# Document excerpt:

━━━

The bowl here has been produced for the colonial market and is based on such a vessel. It has two cobra or naga head finials which are pierced like a kashkul so that the vessel could be hung from a chain. Silver rings hang from each of these ends. The bodies of the snakes trace out the end ribs of the bowl.
The bowl stands on a splayed foot.
It is engraved all over with the Kashmiri shawl pattern, infilled with the local coriander flower pattern.
The plain edging of one side is engraved with the words:
‘M.H.J. Gulmarg August 14. 1902’.
Gulmarg, in Kashmir, is close to the Himalayas, and was often visited by the Mughal emperors and their courts to escape the heat of the summers of the northern Indian plains. The colonial British followed suit and it became a fashionable hill retreat where the British established several golf courses.
The dating on this bowl is useful in suggesting when it was made, but also, the mention of Gulmarg conforms that the bowl was made locally.
Watt (1903, plate no. 8) illustrates a related Kashmiri silver kashkul-shaped bowl that was for sale in the Delhi Exhibition, 1902-1903.
The bowl has a very pleasing, sculptural shape. The engraving work is fine. The interior has been gilded (gold plated), providing a lovely contrast with the silver colour of the exterior.
Dehejia, V., Delight in Design: Indian Silver for the Raj, Mapin, 2008.
Watt, G., Indian Art at Delhi 1903, Being the Official Catalogue of the Delhi Exhibition, 1902-1903, Superintendent of Government Printing, India, 1903.
Wilkinson, W.R.T., Indian Silver 1858-1947, 1999.

━━━

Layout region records
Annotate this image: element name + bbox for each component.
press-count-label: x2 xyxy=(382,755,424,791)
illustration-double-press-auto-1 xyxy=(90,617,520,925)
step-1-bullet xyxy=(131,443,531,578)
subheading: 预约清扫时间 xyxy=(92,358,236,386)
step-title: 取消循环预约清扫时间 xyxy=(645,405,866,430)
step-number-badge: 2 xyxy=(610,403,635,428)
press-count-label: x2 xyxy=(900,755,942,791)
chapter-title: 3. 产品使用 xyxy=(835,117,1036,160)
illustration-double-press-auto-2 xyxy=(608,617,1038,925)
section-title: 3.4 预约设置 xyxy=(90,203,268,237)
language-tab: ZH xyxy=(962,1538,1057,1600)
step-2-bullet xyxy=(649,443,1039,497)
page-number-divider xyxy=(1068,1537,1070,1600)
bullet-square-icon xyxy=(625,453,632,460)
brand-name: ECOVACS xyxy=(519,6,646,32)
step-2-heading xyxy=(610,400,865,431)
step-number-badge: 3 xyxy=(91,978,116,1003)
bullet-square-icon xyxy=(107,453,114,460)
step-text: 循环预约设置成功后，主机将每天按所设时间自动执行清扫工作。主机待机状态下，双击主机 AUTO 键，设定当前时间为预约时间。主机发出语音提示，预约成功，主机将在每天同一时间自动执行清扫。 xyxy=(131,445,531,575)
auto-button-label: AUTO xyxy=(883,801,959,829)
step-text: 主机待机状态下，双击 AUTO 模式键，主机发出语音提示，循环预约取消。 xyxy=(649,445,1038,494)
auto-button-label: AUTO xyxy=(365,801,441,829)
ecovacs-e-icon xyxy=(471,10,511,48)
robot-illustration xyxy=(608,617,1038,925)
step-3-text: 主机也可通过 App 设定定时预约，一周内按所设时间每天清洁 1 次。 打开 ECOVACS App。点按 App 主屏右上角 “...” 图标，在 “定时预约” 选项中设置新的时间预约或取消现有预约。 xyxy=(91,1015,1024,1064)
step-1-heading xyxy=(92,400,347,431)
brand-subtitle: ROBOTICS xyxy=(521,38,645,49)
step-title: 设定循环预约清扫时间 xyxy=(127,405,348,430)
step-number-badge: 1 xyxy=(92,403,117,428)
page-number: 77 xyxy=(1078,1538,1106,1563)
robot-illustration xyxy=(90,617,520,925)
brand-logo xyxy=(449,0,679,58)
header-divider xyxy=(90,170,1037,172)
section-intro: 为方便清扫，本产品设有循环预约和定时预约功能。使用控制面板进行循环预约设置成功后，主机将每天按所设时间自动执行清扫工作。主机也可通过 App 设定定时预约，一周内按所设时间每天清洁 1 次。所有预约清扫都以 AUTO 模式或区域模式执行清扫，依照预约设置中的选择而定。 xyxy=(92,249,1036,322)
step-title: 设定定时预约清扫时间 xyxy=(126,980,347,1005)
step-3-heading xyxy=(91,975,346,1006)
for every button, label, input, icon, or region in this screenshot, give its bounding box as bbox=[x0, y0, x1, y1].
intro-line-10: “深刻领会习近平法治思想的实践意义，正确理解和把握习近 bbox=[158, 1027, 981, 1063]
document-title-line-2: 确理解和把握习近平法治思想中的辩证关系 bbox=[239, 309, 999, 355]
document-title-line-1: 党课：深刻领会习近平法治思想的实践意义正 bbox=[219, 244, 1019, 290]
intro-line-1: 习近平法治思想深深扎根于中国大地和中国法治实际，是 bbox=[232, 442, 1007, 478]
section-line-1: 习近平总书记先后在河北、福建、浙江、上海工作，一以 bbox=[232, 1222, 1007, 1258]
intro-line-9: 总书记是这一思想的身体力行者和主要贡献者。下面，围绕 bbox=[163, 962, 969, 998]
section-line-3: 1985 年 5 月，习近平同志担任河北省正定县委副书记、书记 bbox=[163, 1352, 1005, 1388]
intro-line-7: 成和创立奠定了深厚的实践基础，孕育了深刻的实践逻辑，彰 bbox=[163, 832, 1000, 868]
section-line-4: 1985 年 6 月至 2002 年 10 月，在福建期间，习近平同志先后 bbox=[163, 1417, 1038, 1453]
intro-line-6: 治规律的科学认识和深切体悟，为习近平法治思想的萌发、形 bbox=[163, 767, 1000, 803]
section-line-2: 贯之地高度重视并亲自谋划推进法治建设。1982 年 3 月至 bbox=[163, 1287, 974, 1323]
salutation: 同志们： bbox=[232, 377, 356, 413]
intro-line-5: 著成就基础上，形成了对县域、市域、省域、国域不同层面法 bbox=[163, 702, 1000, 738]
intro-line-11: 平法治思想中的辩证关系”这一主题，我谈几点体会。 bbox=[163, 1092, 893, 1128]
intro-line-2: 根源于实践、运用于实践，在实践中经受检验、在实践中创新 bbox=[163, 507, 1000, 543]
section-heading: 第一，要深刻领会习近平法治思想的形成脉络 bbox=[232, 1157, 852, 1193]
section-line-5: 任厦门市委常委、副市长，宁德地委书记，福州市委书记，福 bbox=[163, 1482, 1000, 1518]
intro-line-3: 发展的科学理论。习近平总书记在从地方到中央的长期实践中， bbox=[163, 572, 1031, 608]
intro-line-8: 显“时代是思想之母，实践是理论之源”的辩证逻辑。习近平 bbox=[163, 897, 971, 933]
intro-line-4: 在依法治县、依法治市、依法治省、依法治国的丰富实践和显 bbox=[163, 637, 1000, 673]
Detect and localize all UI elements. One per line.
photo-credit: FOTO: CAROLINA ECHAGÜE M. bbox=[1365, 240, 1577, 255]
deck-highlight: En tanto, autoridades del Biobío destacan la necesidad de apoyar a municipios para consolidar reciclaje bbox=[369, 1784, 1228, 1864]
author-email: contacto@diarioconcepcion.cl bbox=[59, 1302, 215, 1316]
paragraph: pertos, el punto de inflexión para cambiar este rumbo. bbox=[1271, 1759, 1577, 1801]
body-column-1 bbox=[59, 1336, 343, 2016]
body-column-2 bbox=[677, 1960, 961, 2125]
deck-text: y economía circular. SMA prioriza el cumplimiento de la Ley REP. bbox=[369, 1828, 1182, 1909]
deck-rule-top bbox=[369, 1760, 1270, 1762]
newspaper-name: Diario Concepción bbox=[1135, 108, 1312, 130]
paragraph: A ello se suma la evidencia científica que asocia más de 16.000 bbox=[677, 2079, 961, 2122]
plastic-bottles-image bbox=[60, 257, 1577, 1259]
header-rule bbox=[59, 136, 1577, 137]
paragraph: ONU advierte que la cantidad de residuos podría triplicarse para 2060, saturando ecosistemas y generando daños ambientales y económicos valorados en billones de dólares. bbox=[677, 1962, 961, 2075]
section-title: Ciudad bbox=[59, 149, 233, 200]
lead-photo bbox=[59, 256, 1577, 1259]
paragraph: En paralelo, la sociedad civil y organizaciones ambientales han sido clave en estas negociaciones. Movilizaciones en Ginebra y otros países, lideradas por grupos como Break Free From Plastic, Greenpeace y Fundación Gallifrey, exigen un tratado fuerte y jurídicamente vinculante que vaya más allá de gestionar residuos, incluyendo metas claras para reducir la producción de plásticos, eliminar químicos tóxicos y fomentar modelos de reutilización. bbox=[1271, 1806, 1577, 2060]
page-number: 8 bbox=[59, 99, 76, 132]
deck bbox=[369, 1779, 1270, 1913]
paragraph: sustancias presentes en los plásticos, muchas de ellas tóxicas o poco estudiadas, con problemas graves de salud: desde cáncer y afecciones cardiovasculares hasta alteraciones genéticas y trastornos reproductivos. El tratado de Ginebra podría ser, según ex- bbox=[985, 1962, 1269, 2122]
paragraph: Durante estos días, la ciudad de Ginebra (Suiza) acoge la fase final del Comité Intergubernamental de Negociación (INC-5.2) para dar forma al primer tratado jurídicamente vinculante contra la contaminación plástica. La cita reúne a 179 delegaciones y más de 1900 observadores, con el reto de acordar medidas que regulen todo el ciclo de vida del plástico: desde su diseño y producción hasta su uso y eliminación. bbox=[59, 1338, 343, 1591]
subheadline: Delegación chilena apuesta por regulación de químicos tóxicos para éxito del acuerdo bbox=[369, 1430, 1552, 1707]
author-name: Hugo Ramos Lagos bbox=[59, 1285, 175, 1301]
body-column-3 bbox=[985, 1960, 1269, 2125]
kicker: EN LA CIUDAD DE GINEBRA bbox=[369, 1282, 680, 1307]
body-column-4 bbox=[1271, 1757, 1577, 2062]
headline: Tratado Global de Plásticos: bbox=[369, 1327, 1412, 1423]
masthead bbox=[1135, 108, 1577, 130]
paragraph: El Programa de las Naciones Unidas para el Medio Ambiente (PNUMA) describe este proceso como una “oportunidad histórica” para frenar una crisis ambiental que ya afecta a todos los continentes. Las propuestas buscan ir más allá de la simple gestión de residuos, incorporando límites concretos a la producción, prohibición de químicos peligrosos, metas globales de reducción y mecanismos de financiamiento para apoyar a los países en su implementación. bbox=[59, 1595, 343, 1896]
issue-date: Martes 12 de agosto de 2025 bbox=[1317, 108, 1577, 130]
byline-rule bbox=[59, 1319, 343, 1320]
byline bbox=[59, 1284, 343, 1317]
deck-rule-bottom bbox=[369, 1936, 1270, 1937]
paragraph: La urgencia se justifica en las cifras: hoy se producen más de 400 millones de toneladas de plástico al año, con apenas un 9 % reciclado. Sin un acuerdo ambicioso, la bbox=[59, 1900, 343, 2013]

━━━

# Tasks to carry out:
(1) Return the stretch of the Kashmiri silver bowl text from "The bowl has" through "of the exterior.".
(2) Give the title of every publication in the reference list that closes the Kashmiri silver bowl text.

# Responses:
(1)
The bowl has a very pleasing, sculptural shape. The engraving work is fine. The interior has been gilded (gold plated), providing a lovely contrast with the silver colour of the exterior.

(2)
- Delight in Design: Indian Silver for the Raj
- Indian Art at Delhi 1903, Being the Official Catalogue of the Delhi Exhibition, 1902-1903
- Indian Silver 1858-1947